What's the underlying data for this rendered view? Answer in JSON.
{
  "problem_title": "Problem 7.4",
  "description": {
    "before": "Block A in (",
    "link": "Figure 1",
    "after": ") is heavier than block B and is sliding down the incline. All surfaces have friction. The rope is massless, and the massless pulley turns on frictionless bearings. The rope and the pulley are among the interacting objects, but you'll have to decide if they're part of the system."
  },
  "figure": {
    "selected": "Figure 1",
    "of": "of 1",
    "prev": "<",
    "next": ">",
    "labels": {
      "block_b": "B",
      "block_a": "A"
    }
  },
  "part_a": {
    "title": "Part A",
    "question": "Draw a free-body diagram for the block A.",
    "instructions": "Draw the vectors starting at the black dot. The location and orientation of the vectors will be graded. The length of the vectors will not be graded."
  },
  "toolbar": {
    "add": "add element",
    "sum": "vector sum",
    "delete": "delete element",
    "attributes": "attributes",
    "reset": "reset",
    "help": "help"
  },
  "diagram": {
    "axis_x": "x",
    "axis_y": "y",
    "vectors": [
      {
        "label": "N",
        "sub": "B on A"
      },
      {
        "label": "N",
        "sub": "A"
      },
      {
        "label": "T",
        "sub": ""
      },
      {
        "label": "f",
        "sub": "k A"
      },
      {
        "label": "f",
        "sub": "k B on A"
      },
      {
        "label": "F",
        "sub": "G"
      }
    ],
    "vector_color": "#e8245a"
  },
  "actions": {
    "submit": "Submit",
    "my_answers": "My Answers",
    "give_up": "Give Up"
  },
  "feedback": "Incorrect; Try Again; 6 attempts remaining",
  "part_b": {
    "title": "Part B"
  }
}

■ ■ ■ ■

# WHAT YOU HAVE TO DO
Whichever lines contain the string "diagram", select and copy them.

# THE SOLUTION
    "question": "Draw a free-body diagram for the block A.",
  "diagram": {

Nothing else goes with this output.